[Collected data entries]
--*--

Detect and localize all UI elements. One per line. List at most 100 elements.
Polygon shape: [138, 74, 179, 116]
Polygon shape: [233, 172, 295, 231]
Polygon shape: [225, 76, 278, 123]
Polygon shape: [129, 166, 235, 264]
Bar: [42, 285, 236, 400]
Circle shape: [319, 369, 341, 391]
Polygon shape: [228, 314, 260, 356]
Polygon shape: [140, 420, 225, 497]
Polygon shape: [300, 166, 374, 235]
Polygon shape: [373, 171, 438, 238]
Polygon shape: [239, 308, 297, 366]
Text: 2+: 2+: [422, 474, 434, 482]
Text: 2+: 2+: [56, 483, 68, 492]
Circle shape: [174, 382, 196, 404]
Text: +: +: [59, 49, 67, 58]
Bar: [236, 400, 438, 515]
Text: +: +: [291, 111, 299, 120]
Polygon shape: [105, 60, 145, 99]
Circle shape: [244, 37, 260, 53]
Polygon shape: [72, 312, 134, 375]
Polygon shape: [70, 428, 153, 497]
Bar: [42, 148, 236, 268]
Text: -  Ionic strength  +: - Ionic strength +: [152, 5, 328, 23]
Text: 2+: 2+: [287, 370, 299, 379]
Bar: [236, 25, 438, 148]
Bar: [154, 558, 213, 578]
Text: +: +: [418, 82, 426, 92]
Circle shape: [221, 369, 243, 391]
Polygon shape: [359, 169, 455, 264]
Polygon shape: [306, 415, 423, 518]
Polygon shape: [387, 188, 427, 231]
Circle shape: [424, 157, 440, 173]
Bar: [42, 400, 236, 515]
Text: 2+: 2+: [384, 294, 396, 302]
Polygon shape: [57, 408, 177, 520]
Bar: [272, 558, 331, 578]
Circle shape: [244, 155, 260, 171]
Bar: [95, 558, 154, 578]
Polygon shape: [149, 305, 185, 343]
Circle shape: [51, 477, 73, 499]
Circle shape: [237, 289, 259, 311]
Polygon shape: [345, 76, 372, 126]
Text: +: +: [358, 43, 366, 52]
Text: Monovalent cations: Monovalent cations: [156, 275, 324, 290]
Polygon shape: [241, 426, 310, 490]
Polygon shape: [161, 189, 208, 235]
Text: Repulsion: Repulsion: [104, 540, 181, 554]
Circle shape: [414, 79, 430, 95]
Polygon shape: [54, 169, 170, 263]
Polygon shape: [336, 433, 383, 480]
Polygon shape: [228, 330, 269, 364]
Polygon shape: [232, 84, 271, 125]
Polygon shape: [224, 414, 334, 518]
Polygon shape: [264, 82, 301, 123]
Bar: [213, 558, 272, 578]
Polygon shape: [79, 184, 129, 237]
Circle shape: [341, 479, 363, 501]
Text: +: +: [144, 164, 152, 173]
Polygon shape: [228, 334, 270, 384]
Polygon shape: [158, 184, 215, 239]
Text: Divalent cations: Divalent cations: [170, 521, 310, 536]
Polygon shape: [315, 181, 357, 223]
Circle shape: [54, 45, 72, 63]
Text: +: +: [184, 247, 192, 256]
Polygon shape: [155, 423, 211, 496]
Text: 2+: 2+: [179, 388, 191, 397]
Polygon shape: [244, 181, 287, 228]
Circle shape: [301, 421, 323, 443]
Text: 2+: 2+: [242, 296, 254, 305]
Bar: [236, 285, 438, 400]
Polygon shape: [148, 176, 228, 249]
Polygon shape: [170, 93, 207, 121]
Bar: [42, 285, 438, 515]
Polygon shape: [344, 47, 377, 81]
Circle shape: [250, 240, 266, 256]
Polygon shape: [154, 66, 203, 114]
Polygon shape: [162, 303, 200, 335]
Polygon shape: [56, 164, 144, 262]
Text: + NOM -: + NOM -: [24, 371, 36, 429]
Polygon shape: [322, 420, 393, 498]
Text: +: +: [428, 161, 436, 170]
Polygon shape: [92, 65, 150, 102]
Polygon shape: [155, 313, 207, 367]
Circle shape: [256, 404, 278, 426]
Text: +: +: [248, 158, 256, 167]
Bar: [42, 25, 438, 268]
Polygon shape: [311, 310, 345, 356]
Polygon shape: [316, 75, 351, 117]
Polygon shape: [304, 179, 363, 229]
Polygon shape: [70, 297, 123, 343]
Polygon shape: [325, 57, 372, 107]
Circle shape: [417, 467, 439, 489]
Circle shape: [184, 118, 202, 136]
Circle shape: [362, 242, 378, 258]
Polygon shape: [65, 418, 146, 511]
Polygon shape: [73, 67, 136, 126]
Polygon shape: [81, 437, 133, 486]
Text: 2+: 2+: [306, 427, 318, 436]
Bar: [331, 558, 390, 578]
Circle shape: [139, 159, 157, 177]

--*--

Copy out everything from the first line of the data down to the line containing "Bar: [272, 558, 331, 578]", including both of those lines.

Detect and localize all UI elements. One per line. List at most 100 elements.
Polygon shape: [138, 74, 179, 116]
Polygon shape: [233, 172, 295, 231]
Polygon shape: [225, 76, 278, 123]
Polygon shape: [129, 166, 235, 264]
Bar: [42, 285, 236, 400]
Circle shape: [319, 369, 341, 391]
Polygon shape: [228, 314, 260, 356]
Polygon shape: [140, 420, 225, 497]
Polygon shape: [300, 166, 374, 235]
Polygon shape: [373, 171, 438, 238]
Polygon shape: [239, 308, 297, 366]
Text: 2+: 2+: [422, 474, 434, 482]
Text: 2+: 2+: [56, 483, 68, 492]
Circle shape: [174, 382, 196, 404]
Text: +: +: [59, 49, 67, 58]
Bar: [236, 400, 438, 515]
Text: +: +: [291, 111, 299, 120]
Polygon shape: [105, 60, 145, 99]
Circle shape: [244, 37, 260, 53]
Polygon shape: [72, 312, 134, 375]
Polygon shape: [70, 428, 153, 497]
Bar: [42, 148, 236, 268]
Text: -  Ionic strength  +: - Ionic strength +: [152, 5, 328, 23]
Text: 2+: 2+: [287, 370, 299, 379]
Bar: [236, 25, 438, 148]
Bar: [154, 558, 213, 578]
Text: +: +: [418, 82, 426, 92]
Circle shape: [221, 369, 243, 391]
Polygon shape: [359, 169, 455, 264]
Polygon shape: [306, 415, 423, 518]
Polygon shape: [387, 188, 427, 231]
Circle shape: [424, 157, 440, 173]
Bar: [42, 400, 236, 515]
Text: 2+: 2+: [384, 294, 396, 302]
Polygon shape: [57, 408, 177, 520]
Bar: [272, 558, 331, 578]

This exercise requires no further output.